> _PROVIDED DATA_

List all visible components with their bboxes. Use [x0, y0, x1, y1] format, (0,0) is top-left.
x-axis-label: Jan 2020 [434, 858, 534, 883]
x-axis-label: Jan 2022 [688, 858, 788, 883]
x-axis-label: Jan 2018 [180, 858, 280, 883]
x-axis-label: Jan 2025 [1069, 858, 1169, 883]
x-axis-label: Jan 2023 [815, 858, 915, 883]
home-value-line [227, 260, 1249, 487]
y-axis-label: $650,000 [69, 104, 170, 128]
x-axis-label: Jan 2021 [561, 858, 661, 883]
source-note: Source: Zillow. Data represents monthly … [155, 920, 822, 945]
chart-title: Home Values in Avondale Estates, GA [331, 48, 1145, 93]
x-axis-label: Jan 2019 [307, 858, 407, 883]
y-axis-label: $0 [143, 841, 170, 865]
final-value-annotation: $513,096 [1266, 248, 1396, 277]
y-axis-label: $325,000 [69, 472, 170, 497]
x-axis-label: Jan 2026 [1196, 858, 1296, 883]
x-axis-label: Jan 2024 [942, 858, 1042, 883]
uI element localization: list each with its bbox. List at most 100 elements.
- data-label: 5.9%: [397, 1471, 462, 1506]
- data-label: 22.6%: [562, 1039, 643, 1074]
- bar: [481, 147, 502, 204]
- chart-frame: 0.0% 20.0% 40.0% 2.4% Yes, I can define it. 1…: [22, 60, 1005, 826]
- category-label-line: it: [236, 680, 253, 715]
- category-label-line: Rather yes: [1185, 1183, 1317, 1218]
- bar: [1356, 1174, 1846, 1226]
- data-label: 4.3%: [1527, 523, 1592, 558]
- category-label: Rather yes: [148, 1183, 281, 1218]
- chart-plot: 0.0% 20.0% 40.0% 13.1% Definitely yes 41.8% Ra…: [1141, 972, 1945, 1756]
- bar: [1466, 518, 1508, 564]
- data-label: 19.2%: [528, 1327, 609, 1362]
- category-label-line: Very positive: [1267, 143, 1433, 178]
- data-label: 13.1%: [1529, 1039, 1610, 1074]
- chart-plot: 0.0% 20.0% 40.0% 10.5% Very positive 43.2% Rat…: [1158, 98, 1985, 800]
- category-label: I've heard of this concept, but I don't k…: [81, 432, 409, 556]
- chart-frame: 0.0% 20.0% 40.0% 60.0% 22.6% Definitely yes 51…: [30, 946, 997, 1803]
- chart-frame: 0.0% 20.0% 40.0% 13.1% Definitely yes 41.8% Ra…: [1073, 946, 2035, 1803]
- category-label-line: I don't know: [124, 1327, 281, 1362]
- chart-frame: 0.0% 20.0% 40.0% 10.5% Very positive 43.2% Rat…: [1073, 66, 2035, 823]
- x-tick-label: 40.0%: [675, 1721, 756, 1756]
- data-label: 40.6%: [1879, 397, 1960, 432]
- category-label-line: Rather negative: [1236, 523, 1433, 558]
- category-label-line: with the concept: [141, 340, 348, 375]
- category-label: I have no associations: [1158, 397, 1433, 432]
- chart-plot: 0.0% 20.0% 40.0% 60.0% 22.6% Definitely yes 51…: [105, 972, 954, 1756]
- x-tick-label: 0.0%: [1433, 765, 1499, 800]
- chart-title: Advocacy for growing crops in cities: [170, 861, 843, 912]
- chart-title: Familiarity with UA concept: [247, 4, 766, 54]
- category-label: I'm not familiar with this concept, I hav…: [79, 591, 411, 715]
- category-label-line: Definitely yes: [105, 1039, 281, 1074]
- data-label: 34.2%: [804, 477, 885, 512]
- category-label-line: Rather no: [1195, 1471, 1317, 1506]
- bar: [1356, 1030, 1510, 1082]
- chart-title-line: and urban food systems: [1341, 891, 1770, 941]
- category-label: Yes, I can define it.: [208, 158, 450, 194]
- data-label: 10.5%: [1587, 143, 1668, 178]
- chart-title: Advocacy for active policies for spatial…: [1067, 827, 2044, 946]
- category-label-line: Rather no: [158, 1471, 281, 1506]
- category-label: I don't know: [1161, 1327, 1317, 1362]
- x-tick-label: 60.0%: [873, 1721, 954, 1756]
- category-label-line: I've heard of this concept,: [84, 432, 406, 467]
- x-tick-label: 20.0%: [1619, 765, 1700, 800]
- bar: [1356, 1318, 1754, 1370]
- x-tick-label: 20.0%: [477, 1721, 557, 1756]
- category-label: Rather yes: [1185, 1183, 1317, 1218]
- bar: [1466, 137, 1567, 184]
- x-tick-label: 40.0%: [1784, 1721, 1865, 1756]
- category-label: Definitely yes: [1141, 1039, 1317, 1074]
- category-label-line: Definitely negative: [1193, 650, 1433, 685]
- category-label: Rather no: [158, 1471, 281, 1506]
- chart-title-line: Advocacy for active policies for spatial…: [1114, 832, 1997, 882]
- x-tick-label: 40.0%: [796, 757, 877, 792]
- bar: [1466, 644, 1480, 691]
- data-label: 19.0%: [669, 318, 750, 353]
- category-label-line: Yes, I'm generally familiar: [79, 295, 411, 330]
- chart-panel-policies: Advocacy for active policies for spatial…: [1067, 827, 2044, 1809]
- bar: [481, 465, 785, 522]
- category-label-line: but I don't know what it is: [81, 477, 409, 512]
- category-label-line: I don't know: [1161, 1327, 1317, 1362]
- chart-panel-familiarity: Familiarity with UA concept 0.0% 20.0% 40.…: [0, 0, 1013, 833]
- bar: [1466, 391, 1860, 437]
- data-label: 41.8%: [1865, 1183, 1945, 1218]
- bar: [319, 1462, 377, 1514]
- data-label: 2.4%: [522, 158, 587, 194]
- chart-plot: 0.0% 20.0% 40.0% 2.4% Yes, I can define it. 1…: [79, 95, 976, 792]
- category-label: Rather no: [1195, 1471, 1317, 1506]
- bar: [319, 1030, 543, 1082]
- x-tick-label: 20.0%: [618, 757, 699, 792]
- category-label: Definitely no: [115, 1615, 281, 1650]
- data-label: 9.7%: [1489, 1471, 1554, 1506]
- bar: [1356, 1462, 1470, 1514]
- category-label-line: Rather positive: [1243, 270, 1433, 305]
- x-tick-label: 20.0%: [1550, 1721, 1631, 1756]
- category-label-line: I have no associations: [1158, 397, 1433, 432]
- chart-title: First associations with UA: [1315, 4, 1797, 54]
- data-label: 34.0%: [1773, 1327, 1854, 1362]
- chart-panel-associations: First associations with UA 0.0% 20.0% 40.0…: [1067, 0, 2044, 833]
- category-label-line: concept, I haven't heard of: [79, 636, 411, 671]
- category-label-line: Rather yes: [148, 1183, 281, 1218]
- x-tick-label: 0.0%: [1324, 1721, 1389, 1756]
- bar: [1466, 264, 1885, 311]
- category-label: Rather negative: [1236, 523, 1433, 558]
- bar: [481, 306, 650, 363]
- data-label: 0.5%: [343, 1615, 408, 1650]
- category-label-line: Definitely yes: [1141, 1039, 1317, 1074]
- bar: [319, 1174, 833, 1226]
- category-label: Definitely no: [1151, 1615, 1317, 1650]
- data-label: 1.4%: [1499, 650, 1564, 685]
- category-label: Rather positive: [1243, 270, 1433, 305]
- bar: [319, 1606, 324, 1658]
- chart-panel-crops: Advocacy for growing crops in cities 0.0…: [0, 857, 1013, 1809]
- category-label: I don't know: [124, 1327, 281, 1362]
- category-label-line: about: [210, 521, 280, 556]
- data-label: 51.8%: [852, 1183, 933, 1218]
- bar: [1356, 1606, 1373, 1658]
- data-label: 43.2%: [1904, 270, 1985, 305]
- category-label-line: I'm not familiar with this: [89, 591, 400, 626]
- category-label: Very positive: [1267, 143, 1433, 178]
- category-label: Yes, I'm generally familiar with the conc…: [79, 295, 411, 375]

> _INSTRUCTIONS TO FOLLOW_
Return each line of the material above that contains the string "active", counting uppercase and lowercase as different.

> _PROBLEM SOLUTION_
- chart-title: Advocacy for active policies for spatial…: [1067, 827, 2044, 946]
- chart-title-line: Advocacy for active policies for spatial…: [1114, 832, 1997, 882]
- chart-panel-policies: Advocacy for active policies for spatial…: [1067, 827, 2044, 1809]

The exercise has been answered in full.